Exercise requirements:
Return all lines with the word "title" in them.

Listing start

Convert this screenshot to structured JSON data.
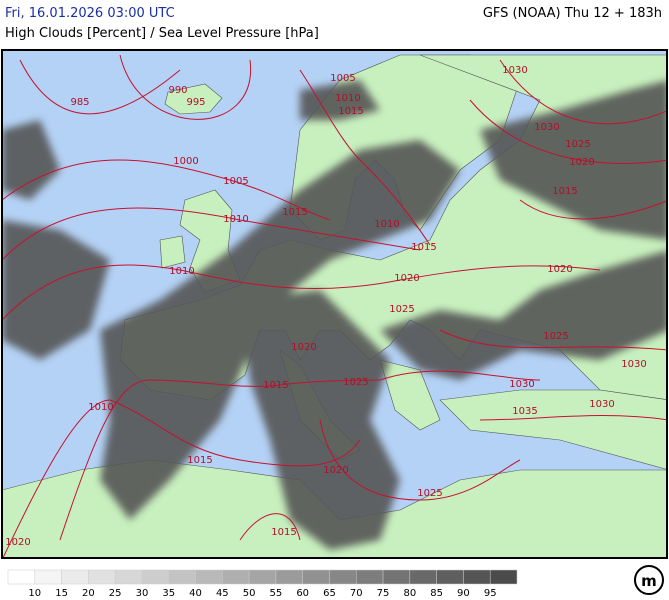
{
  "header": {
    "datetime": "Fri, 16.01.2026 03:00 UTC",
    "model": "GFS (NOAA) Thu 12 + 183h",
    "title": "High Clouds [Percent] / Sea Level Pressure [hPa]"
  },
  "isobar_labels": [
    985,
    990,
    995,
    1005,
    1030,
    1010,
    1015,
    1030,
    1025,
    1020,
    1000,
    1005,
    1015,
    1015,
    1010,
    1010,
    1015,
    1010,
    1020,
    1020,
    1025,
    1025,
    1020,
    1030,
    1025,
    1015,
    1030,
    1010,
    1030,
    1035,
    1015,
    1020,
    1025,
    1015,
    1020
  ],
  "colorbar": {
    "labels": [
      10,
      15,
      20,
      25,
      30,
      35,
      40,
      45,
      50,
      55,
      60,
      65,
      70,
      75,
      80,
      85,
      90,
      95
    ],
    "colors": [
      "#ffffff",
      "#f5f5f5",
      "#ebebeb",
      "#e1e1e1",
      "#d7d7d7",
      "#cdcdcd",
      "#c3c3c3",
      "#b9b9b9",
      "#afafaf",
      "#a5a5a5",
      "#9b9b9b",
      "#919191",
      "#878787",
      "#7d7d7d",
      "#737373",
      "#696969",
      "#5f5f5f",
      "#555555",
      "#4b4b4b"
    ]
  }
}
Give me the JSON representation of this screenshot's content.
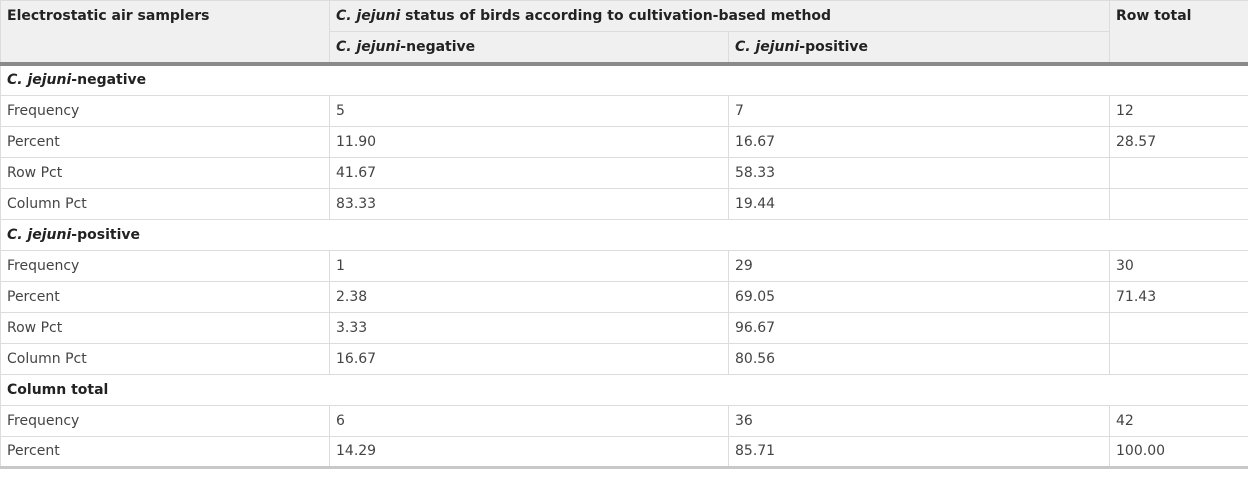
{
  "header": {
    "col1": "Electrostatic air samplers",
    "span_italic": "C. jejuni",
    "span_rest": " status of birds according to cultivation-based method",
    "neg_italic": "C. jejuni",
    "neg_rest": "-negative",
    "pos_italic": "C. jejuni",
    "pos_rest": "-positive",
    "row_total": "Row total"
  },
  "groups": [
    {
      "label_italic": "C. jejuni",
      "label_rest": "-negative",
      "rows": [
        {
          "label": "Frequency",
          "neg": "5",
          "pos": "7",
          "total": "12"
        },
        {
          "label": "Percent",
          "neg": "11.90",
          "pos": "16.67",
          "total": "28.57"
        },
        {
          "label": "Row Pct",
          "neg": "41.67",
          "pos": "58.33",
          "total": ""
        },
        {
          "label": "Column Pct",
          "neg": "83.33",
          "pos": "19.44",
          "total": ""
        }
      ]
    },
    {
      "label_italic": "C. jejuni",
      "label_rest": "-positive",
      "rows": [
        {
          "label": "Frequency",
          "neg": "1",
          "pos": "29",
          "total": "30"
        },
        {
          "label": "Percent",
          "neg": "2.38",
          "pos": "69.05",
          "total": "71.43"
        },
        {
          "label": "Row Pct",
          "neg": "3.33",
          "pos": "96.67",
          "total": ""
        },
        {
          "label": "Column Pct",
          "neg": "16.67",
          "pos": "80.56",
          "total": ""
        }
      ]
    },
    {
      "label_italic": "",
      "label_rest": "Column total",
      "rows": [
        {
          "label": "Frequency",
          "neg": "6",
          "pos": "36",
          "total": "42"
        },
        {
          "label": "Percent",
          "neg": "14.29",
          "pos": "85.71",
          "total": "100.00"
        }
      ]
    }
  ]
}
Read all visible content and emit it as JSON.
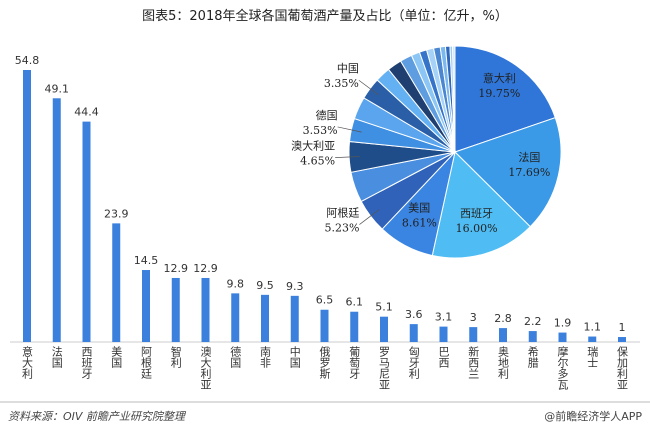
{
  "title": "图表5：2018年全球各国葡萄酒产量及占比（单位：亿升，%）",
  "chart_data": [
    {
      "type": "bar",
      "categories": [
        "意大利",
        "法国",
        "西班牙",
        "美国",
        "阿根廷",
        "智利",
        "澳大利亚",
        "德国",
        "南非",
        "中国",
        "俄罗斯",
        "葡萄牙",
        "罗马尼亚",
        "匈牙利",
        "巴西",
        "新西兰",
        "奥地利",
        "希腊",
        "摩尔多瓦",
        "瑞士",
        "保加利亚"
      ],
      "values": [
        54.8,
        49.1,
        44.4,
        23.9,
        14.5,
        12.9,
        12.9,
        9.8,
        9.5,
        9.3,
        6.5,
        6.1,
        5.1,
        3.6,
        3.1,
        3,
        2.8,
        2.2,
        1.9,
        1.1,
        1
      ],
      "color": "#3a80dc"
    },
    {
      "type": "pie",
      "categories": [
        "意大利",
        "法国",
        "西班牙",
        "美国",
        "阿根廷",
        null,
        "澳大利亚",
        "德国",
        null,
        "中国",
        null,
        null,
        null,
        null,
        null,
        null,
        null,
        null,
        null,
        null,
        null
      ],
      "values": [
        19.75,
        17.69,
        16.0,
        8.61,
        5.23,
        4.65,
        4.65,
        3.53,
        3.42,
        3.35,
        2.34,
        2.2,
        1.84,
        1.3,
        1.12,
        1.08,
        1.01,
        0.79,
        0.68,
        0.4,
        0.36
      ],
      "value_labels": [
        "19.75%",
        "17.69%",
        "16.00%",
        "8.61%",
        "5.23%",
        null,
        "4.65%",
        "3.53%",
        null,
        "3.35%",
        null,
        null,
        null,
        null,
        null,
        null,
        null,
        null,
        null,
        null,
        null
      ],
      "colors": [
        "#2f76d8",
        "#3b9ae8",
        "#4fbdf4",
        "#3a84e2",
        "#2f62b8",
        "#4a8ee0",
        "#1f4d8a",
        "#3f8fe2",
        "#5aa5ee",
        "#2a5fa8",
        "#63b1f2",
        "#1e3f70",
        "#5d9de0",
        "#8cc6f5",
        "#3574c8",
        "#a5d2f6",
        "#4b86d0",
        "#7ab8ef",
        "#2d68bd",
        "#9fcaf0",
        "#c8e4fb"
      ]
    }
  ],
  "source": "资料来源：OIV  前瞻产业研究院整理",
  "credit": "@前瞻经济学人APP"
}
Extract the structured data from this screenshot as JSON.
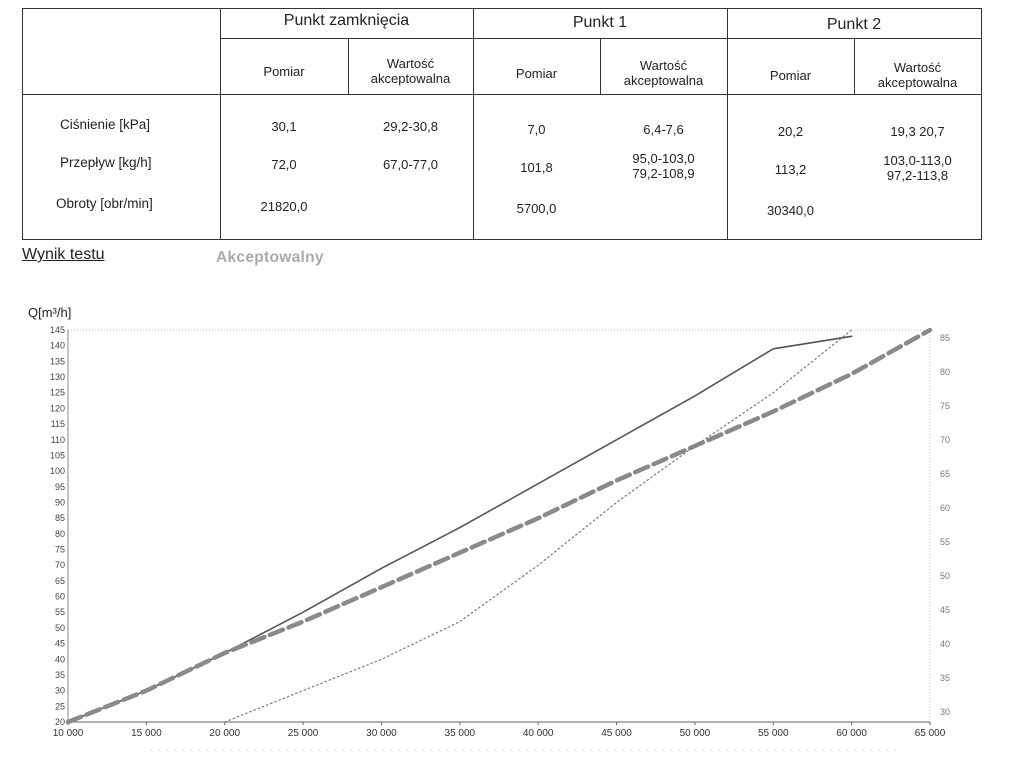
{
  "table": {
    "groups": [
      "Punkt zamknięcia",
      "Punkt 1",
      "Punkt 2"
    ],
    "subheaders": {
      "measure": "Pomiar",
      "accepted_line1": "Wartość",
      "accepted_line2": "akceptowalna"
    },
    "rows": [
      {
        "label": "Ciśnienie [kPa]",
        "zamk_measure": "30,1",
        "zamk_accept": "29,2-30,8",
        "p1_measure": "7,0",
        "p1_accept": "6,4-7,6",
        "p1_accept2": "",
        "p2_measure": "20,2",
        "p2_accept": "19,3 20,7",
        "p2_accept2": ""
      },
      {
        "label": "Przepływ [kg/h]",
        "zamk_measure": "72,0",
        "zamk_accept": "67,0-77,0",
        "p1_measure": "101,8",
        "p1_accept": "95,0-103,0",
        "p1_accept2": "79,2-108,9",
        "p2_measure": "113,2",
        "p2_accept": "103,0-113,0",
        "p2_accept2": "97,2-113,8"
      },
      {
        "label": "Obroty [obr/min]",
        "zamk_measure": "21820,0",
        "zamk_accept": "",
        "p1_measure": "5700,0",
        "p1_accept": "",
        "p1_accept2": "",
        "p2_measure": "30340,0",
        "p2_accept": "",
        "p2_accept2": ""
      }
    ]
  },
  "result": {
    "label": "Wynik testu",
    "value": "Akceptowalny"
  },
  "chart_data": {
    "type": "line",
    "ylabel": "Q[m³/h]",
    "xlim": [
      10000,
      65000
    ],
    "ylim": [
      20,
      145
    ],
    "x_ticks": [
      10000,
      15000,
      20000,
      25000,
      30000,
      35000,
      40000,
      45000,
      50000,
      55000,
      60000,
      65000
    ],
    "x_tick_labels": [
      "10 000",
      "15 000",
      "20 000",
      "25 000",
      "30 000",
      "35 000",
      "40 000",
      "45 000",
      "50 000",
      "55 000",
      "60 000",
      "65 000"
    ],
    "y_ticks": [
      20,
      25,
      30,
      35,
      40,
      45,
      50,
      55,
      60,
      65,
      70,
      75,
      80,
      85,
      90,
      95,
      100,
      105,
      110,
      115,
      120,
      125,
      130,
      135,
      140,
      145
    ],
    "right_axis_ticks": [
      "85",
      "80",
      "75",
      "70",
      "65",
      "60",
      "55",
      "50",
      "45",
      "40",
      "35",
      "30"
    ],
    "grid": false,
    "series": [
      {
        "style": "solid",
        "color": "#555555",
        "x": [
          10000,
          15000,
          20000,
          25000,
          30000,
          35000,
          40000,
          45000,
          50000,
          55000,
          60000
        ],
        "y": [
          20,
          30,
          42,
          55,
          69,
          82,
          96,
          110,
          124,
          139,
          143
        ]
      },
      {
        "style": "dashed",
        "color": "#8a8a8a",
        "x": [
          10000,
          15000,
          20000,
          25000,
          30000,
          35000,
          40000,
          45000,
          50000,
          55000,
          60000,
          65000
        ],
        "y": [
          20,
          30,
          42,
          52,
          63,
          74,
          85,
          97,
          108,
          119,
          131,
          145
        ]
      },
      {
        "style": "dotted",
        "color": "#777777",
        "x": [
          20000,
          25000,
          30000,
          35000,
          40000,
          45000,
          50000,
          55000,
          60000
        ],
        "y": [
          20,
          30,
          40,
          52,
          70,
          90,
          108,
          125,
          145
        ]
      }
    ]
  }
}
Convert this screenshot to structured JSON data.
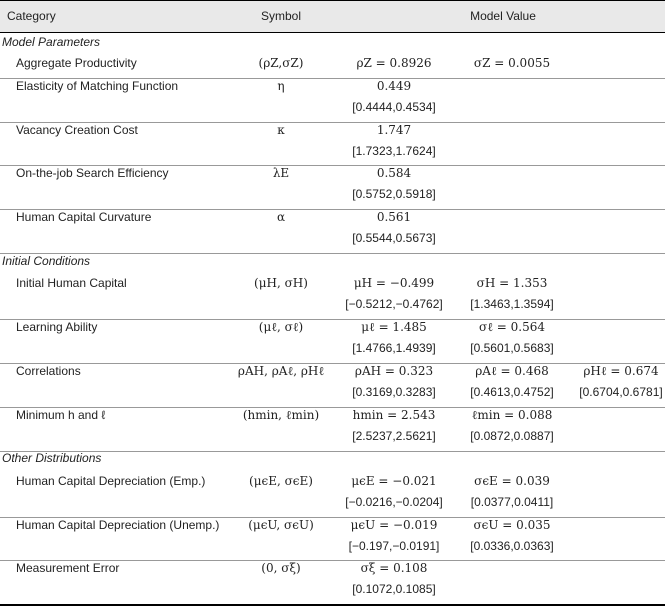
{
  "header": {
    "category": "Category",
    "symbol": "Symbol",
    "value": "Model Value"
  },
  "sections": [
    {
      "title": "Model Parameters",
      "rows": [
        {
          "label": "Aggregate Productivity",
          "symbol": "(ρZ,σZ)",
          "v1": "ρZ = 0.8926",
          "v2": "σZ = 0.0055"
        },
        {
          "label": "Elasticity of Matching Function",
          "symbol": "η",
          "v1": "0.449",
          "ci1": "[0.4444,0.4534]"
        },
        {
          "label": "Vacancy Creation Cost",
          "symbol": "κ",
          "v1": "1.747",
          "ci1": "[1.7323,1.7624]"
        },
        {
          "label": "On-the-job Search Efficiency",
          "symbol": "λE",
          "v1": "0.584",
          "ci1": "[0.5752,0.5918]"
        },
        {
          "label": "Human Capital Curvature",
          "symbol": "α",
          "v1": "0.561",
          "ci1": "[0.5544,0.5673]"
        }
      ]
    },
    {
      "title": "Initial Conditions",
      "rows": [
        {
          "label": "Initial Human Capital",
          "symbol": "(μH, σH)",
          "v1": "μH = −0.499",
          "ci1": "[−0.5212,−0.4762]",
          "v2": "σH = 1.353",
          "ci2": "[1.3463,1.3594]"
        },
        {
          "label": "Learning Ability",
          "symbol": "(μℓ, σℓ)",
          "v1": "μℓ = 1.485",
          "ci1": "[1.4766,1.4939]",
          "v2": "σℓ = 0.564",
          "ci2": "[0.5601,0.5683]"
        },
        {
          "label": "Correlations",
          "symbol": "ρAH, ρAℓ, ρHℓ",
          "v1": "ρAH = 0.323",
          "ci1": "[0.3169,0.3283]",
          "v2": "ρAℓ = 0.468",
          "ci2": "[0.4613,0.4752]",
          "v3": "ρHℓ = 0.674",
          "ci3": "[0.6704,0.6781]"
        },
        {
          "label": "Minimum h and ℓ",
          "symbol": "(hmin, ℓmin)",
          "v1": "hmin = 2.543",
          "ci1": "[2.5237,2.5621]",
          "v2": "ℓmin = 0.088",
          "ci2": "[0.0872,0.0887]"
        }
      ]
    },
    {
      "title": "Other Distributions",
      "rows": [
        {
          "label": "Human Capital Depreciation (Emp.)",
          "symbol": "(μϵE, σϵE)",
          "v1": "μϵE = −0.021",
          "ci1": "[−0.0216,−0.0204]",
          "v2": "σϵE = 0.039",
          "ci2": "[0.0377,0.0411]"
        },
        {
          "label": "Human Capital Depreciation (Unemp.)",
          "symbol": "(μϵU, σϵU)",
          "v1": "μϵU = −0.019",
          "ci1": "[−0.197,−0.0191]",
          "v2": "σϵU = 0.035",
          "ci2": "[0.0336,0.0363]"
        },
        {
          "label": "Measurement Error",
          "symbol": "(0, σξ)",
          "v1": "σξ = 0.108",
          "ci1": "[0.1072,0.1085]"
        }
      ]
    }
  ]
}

Listing end

The result:
    "title": "High Clouds [Percent] / Sea Level Pressure [hPa]"
  "title": "图表5：2018年全球各国葡萄酒产量及占比（单位：亿升，%）",
      "title": "Model Parameters",
      "title": "Initial Conditions",
      "title": "Other Distributions",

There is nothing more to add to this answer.